[Data supplied start]

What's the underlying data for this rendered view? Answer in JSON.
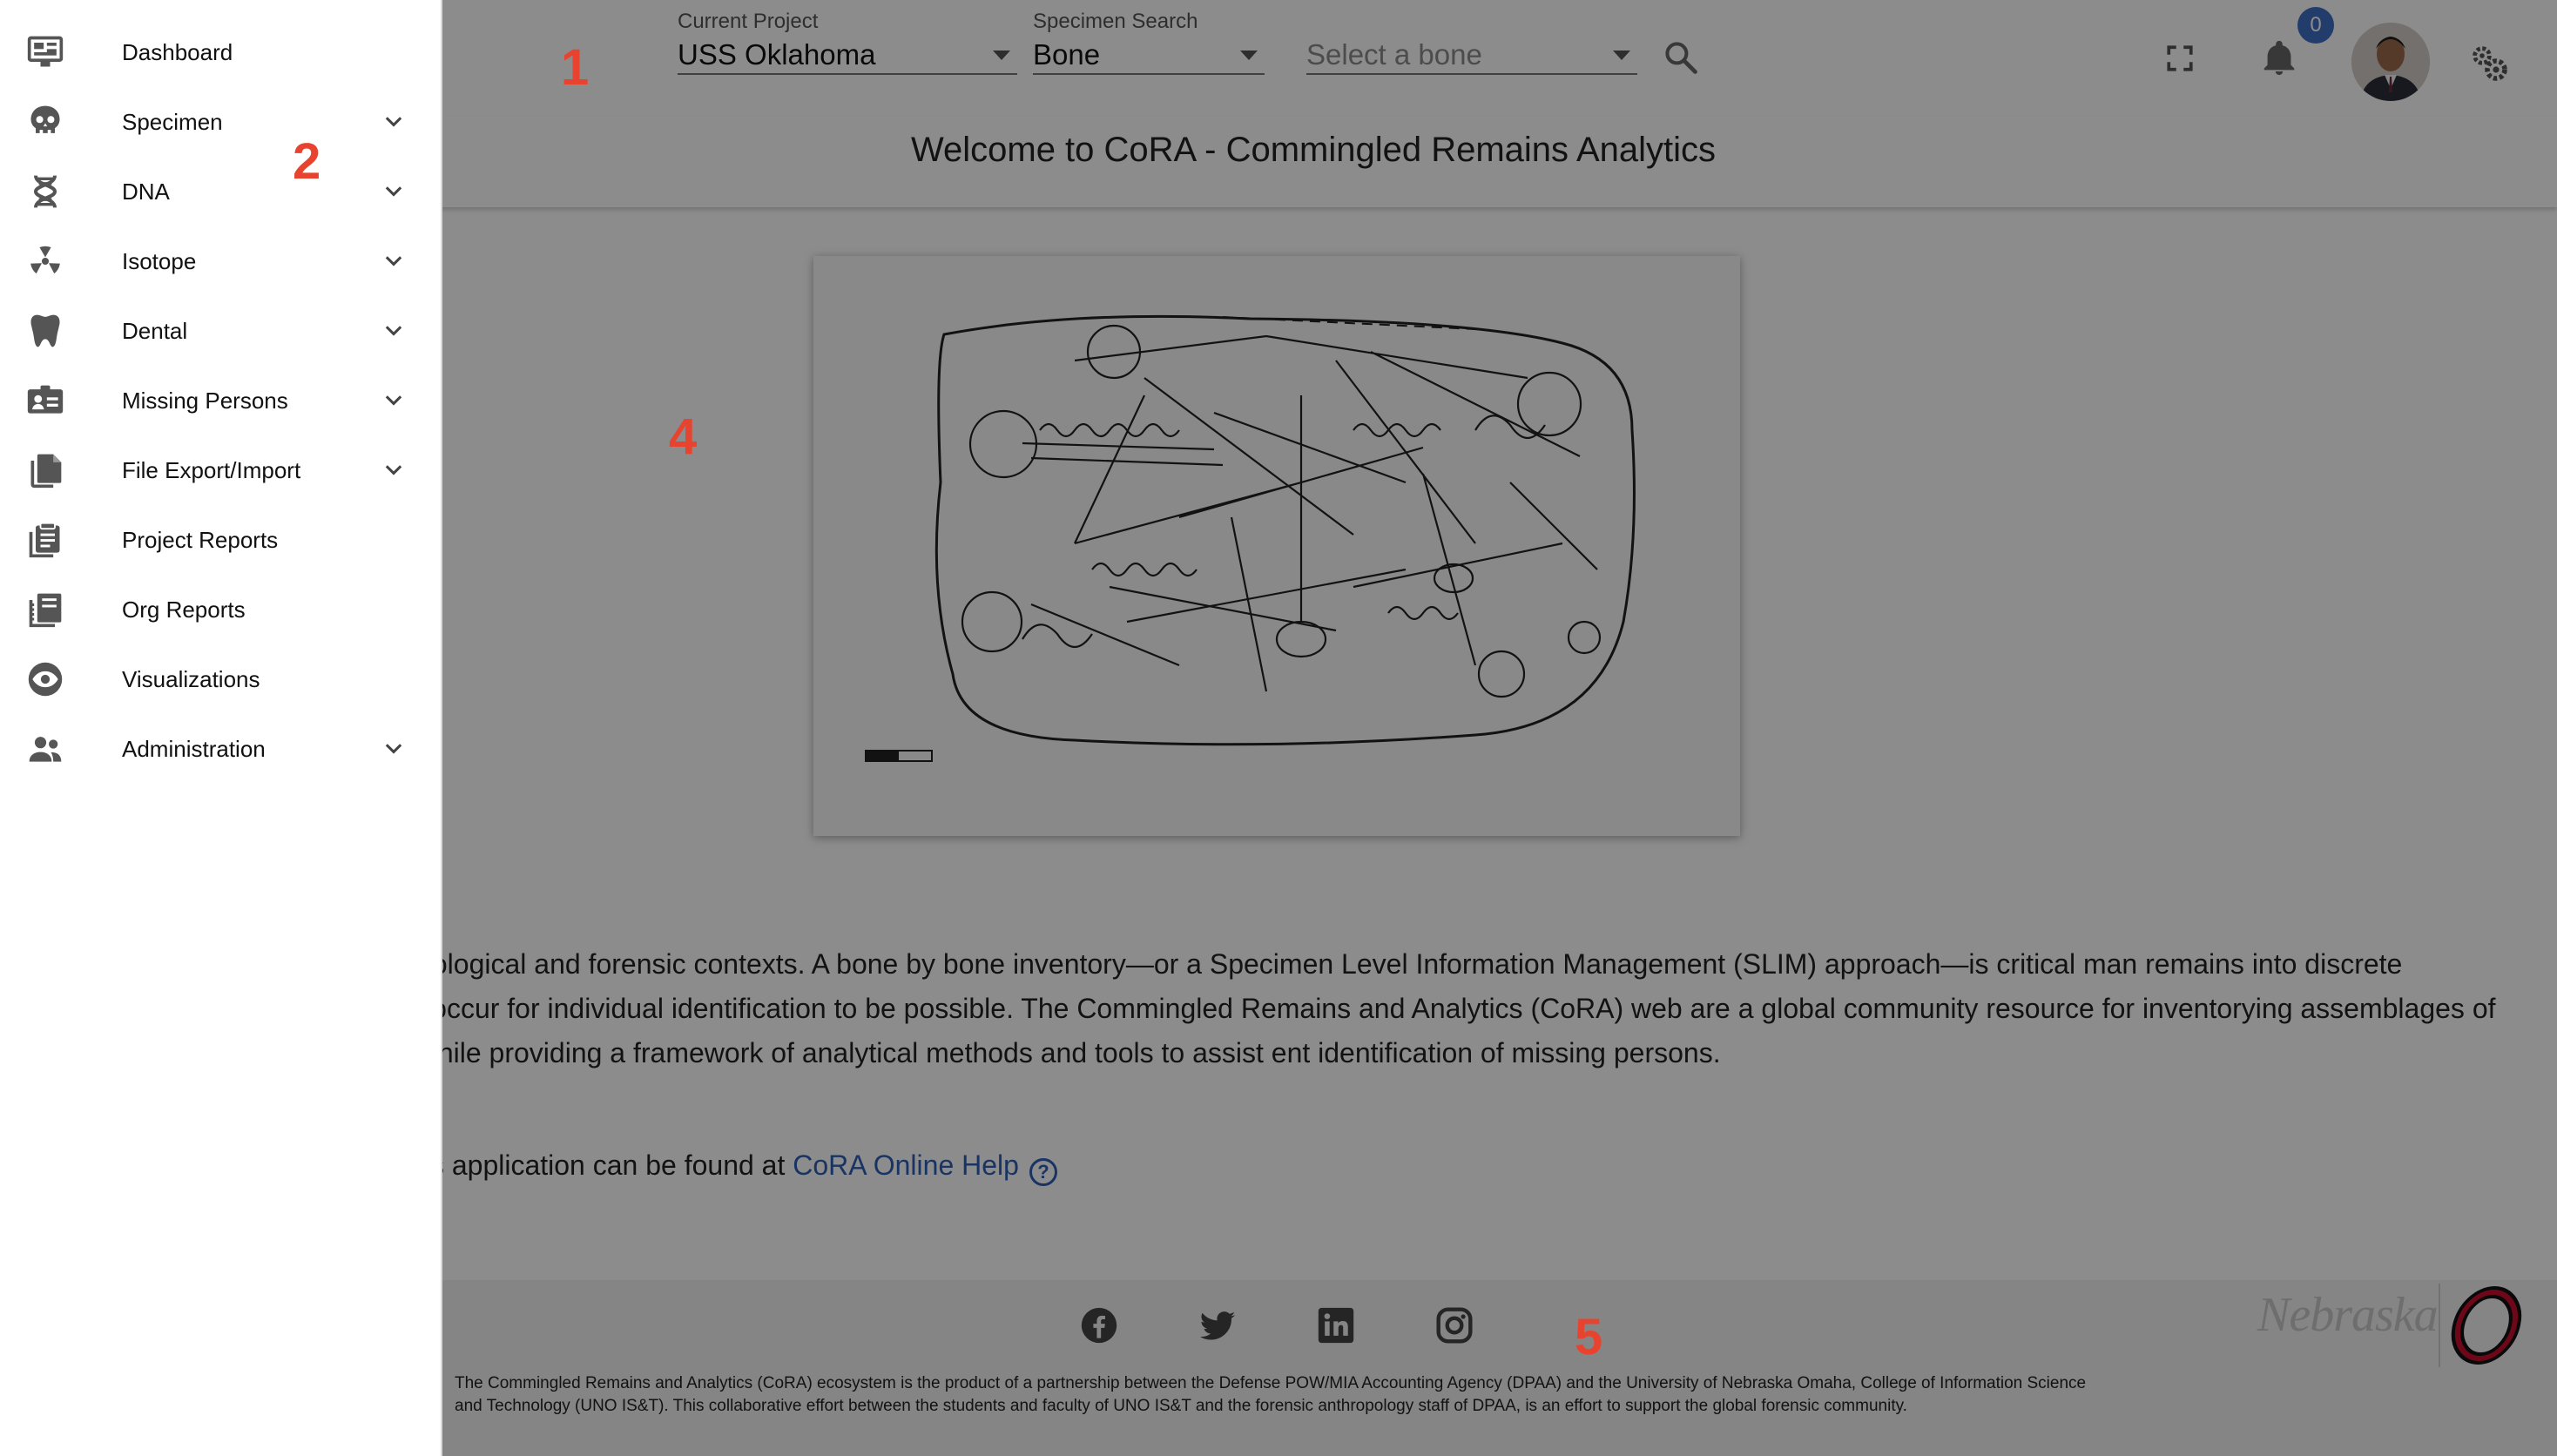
{
  "header": {
    "current_project_label": "Current Project",
    "current_project_value": "USS Oklahoma",
    "specimen_search_label": "Specimen Search",
    "specimen_search_value": "Bone",
    "bone_select_placeholder": "Select a bone",
    "notification_count": "0"
  },
  "welcome": {
    "title": "Welcome to CoRA - Commingled Remains Analytics"
  },
  "about": {
    "paragraph": "re often encountered in archaeological and forensic contexts. A bone by bone inventory—or a Specimen Level Information Management (SLIM) approach—is critical man remains into discrete individuals. This process must occur for individual identification to be possible. The Commingled Remains and Analytics (CoRA) web are a global community resource for inventorying assemblages of commingled human remains, while providing a framework of analytical methods and tools to assist ent identification of missing persons.",
    "help_prefix": "Commingled Remains Analytics application can be found at ",
    "help_link": "CoRA Online Help",
    "help_icon_glyph": "?"
  },
  "footer": {
    "text": "The Commingled Remains and Analytics (CoRA) ecosystem is the product of a partnership between the Defense POW/MIA Accounting Agency (DPAA) and the University of Nebraska Omaha, College of Information Science and Technology (UNO IS&T). This collaborative effort between the students and faculty of UNO IS&T and the forensic anthropology staff of DPAA, is an effort to support the global forensic community.",
    "nebraska_logo_text": "Nebraska",
    "social_icons": [
      "facebook-icon",
      "twitter-icon",
      "linkedin-icon",
      "instagram-icon"
    ]
  },
  "sidebar": {
    "items": [
      {
        "label": "Dashboard",
        "icon": "dashboard-icon",
        "expandable": false
      },
      {
        "label": "Specimen",
        "icon": "skull-icon",
        "expandable": true
      },
      {
        "label": "DNA",
        "icon": "dna-icon",
        "expandable": true
      },
      {
        "label": "Isotope",
        "icon": "radiation-icon",
        "expandable": true
      },
      {
        "label": "Dental",
        "icon": "tooth-icon",
        "expandable": true
      },
      {
        "label": "Missing Persons",
        "icon": "id-card-icon",
        "expandable": true
      },
      {
        "label": "File Export/Import",
        "icon": "files-icon",
        "expandable": true
      },
      {
        "label": "Project Reports",
        "icon": "clipboard-icon",
        "expandable": false
      },
      {
        "label": "Org Reports",
        "icon": "book-icon",
        "expandable": false
      },
      {
        "label": "Visualizations",
        "icon": "eye-icon",
        "expandable": false
      },
      {
        "label": "Administration",
        "icon": "people-icon",
        "expandable": true
      }
    ]
  },
  "callouts": [
    "1",
    "2",
    "4",
    "5"
  ],
  "colors": {
    "callout": "#e8432e",
    "link": "#2e5fb5",
    "badge": "#3f6fc4",
    "scrim": "rgba(0,0,0,0.45)"
  }
}
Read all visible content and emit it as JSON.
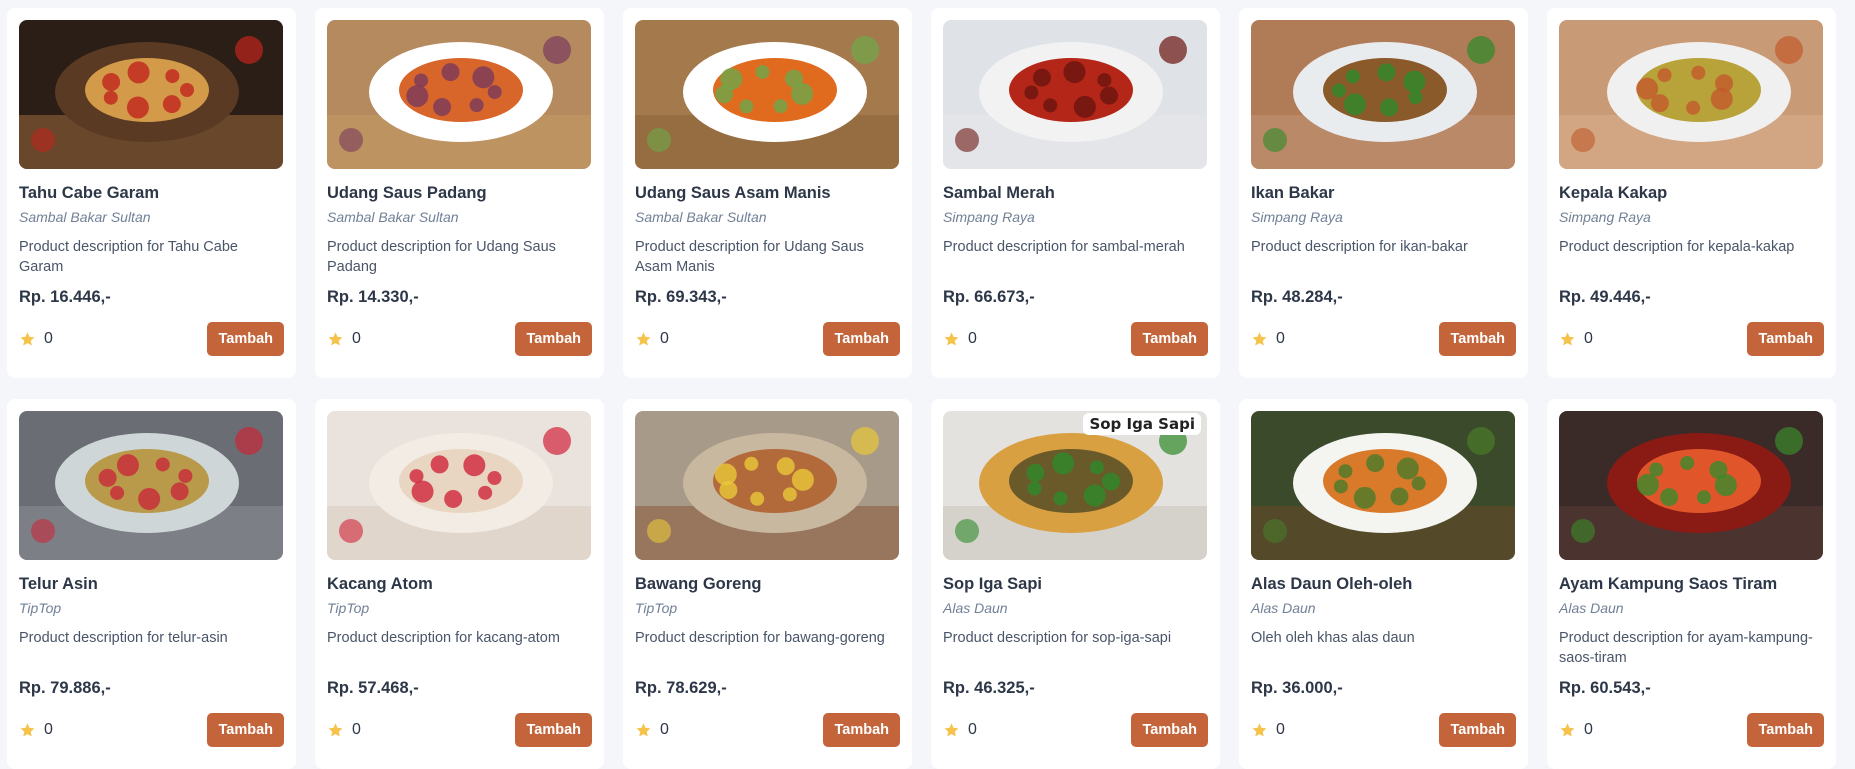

[Data supplied end]

Pick out, from the lines above, every one that contains the string "Reports".

        "label": "Project Reports",
        "label": "Org Reports",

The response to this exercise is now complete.